>> BEGIN RECORDS FOR THIS EXERCISE

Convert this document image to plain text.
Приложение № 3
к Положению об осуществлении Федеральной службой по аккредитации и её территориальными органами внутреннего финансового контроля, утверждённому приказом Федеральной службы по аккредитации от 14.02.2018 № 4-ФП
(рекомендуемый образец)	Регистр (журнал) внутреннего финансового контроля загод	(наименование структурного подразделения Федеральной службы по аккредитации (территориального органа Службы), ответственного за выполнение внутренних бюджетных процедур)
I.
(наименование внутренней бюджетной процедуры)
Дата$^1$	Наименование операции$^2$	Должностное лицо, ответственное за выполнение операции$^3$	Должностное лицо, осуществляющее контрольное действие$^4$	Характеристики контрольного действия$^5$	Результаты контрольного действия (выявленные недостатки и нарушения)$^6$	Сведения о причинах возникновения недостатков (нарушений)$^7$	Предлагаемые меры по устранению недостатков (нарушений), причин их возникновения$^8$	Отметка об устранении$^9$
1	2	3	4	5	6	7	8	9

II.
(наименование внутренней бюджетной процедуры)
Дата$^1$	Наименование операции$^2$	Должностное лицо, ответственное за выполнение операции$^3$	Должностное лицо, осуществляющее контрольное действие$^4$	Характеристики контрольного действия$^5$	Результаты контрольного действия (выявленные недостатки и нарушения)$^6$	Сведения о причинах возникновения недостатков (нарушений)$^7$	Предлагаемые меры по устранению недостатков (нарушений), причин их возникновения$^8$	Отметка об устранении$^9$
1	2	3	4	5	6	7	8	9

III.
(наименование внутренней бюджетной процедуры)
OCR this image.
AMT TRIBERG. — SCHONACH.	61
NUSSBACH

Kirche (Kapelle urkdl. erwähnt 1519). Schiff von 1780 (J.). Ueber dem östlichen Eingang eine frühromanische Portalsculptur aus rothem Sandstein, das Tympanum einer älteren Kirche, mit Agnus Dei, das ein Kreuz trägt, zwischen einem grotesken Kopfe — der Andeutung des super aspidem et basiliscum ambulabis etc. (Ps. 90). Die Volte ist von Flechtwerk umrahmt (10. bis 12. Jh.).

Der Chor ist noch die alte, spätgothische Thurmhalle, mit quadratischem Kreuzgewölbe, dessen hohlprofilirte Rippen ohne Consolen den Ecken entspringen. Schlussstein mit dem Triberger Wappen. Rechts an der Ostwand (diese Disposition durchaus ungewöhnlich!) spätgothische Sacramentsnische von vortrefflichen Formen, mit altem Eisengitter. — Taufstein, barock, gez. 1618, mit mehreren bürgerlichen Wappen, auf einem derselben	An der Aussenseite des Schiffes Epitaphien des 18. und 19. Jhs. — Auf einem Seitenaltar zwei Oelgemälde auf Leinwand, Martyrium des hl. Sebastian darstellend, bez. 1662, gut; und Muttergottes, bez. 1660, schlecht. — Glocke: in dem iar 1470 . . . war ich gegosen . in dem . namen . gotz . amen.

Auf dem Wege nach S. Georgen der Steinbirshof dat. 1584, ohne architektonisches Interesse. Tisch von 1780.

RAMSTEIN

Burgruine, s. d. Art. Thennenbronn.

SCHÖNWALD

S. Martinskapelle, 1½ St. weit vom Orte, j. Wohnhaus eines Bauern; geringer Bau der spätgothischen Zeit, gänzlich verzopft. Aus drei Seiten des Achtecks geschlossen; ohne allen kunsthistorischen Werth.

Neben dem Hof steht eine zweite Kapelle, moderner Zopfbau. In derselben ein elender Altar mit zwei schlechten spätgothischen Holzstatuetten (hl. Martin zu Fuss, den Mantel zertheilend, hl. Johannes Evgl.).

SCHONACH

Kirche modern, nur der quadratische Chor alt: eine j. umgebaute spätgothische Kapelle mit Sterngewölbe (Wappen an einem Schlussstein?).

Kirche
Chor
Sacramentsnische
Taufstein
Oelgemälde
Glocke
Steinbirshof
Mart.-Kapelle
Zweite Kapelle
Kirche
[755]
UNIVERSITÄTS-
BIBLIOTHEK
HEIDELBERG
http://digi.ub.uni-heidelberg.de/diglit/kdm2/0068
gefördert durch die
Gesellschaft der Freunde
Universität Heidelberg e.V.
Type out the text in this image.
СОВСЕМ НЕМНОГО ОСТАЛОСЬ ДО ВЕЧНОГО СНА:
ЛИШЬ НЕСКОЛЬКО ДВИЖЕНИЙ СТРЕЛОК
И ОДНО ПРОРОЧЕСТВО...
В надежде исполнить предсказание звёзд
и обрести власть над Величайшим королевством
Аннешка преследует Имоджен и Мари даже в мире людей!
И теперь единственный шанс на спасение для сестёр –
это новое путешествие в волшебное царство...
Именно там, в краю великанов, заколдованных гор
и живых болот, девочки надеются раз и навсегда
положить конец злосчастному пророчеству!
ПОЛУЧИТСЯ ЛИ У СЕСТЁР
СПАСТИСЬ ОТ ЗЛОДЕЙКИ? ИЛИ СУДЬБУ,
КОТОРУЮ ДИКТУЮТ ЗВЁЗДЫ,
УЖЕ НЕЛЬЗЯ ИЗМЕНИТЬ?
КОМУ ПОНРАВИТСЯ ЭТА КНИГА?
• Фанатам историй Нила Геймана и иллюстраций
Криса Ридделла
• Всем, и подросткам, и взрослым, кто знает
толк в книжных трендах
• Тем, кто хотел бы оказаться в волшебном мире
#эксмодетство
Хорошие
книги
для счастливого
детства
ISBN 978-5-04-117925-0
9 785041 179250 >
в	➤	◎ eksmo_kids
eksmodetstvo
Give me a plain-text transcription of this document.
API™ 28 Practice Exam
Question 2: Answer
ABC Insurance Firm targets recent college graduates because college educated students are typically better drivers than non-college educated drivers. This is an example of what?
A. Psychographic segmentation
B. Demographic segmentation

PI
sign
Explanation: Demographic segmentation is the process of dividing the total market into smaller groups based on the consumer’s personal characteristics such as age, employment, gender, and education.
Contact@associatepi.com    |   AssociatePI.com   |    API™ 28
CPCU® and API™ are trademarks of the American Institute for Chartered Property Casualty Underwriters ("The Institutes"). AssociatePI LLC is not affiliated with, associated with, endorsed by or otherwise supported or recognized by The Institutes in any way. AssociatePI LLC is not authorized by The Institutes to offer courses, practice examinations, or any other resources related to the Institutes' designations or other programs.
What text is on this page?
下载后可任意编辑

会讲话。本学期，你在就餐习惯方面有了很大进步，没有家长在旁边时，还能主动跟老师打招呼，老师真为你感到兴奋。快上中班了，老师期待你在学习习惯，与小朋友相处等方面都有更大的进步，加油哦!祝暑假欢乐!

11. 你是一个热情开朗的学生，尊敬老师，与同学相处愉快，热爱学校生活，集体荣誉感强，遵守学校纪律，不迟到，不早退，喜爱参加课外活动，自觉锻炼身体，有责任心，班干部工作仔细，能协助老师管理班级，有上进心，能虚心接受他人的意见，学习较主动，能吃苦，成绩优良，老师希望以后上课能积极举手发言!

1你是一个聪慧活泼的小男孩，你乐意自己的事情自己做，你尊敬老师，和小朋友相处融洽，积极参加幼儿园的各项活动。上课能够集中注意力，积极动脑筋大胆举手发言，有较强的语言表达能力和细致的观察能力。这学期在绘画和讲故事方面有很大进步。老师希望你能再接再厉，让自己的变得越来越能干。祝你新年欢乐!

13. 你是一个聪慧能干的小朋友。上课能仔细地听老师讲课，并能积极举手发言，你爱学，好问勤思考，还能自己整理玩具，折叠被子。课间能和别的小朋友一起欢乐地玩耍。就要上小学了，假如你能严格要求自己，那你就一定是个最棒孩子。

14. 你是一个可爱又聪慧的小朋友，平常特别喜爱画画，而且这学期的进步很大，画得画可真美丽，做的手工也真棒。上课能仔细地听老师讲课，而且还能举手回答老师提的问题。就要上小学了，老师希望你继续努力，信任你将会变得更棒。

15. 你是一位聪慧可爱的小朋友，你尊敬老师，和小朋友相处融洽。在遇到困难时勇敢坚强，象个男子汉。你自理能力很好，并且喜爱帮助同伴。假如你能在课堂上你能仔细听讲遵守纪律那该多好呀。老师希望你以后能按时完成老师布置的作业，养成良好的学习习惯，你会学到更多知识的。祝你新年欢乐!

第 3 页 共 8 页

>> END RECORDS FOR THIS EXERCISE

== TASK GOAL ==
Count the lines above that contain the word "你尊敬老师", and reply with only that number.

== SOLUTION TO THIS EXERCISE ==
2